> **To be done**:
Will you transcribe all the entries word for word, skipping the pictures they hold?

> **Information shown**:
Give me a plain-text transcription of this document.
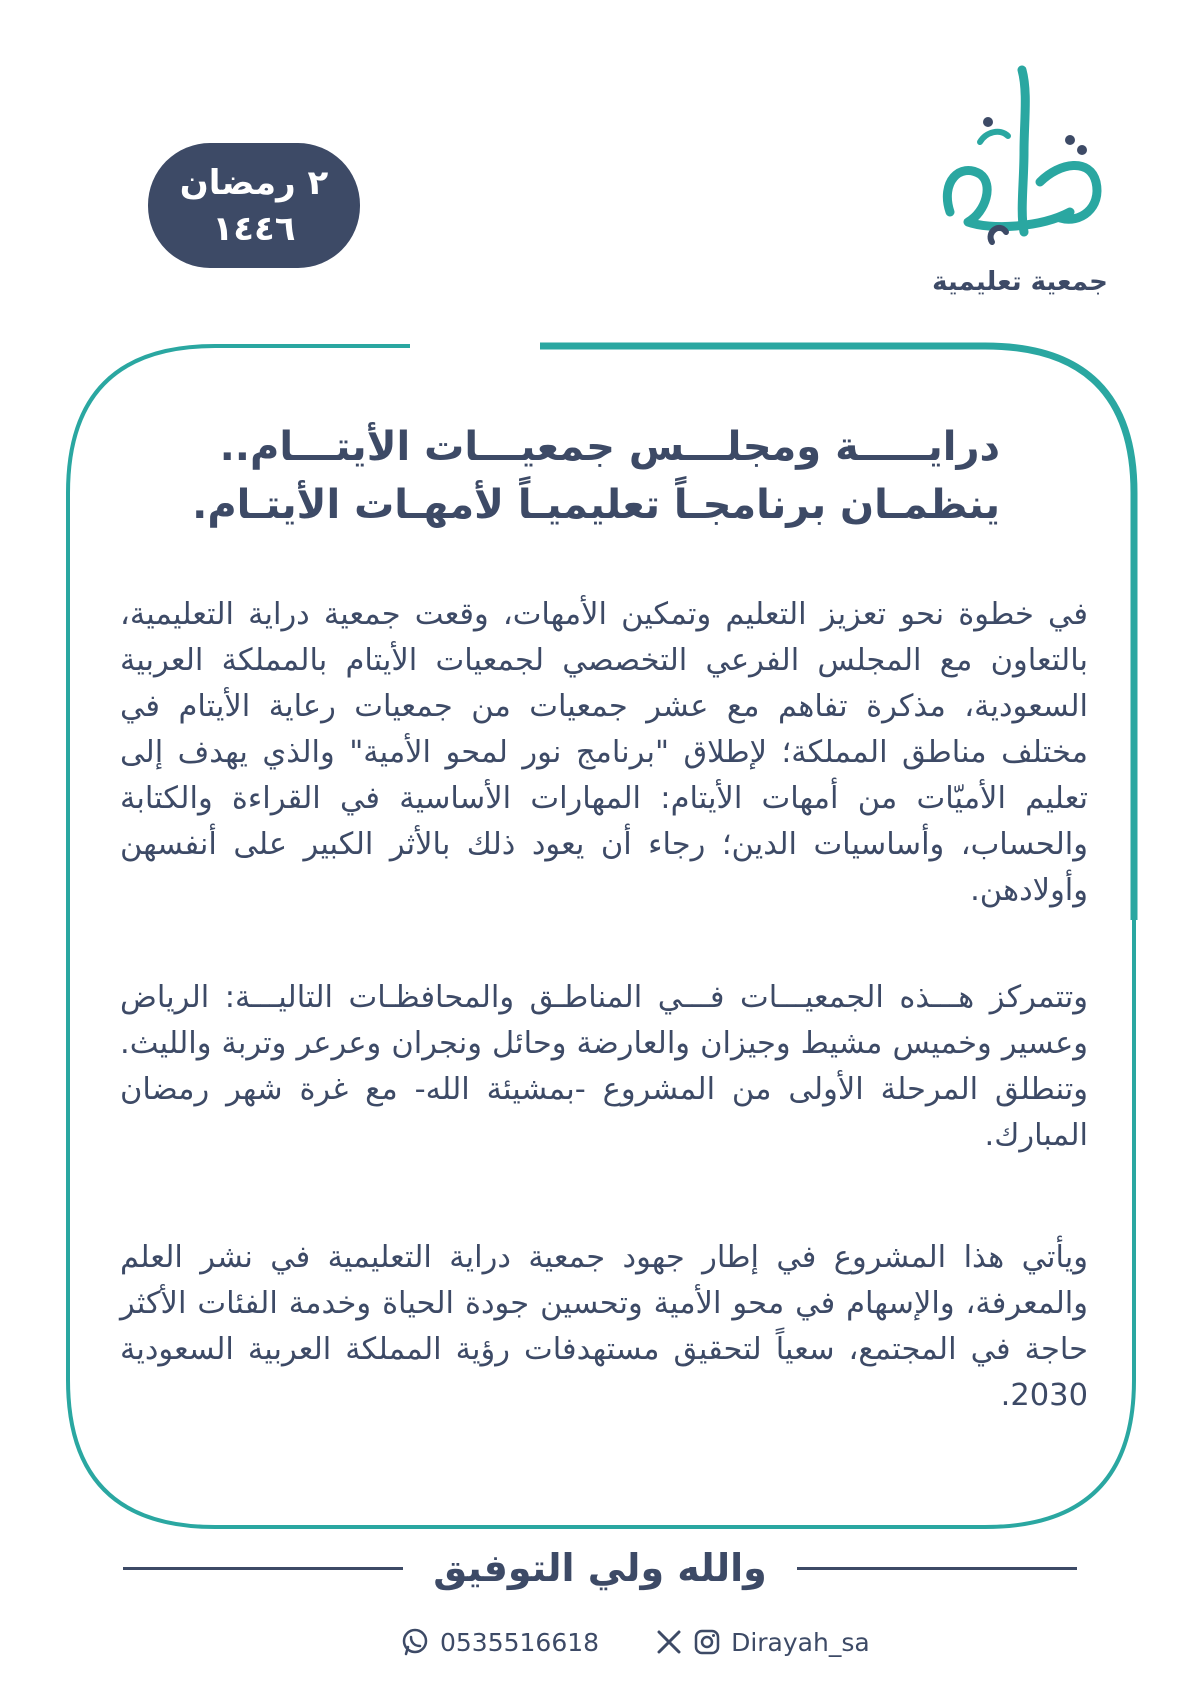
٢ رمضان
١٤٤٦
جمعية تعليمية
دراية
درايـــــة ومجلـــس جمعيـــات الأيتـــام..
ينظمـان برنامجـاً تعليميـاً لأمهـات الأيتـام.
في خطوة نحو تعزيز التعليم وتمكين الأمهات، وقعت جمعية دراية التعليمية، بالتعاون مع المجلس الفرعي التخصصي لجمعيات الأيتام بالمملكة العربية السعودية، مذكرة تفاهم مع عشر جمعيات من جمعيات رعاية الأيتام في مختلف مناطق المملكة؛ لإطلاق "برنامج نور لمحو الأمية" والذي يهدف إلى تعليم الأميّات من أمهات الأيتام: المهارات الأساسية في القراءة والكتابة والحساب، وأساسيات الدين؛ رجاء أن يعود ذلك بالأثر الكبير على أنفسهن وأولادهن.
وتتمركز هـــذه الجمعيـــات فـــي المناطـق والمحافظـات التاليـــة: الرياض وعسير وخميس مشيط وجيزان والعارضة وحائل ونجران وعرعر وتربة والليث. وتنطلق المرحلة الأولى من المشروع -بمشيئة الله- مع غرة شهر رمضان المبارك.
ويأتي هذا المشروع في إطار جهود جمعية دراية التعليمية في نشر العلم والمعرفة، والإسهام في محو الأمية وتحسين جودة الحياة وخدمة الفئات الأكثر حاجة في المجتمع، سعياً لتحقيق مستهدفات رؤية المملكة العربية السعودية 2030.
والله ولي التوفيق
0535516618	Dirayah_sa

> **Task answer**:
Give me a plain-text transcription of this document.
٢ رمضان
١٤٤٦
جمعية تعليمية
دراية
درايـــــة ومجلـــس جمعيـــات الأيتـــام..
ينظمـان برنامجـاً تعليميـاً لأمهـات الأيتـام.
في خطوة نحو تعزيز التعليم وتمكين الأمهات، وقعت جمعية دراية التعليمية، بالتعاون مع المجلس الفرعي التخصصي لجمعيات الأيتام بالمملكة العربية السعودية، مذكرة تفاهم مع عشر جمعيات من جمعيات رعاية الأيتام في مختلف مناطق المملكة؛ لإطلاق "برنامج نور لمحو الأمية" والذي يهدف إلى تعليم الأميّات من أمهات الأيتام: المهارات الأساسية في القراءة والكتابة والحساب، وأساسيات الدين؛ رجاء أن يعود ذلك بالأثر الكبير على أنفسهن وأولادهن.
وتتمركز هـــذه الجمعيـــات فـــي المناطـق والمحافظـات التاليـــة: الرياض وعسير وخميس مشيط وجيزان والعارضة وحائل ونجران وعرعر وتربة والليث. وتنطلق المرحلة الأولى من المشروع -بمشيئة الله- مع غرة شهر رمضان المبارك.
ويأتي هذا المشروع في إطار جهود جمعية دراية التعليمية في نشر العلم والمعرفة، والإسهام في محو الأمية وتحسين جودة الحياة وخدمة الفئات الأكثر حاجة في المجتمع، سعياً لتحقيق مستهدفات رؤية المملكة العربية السعودية 2030.
والله ولي التوفيق
0535516618	Dirayah_sa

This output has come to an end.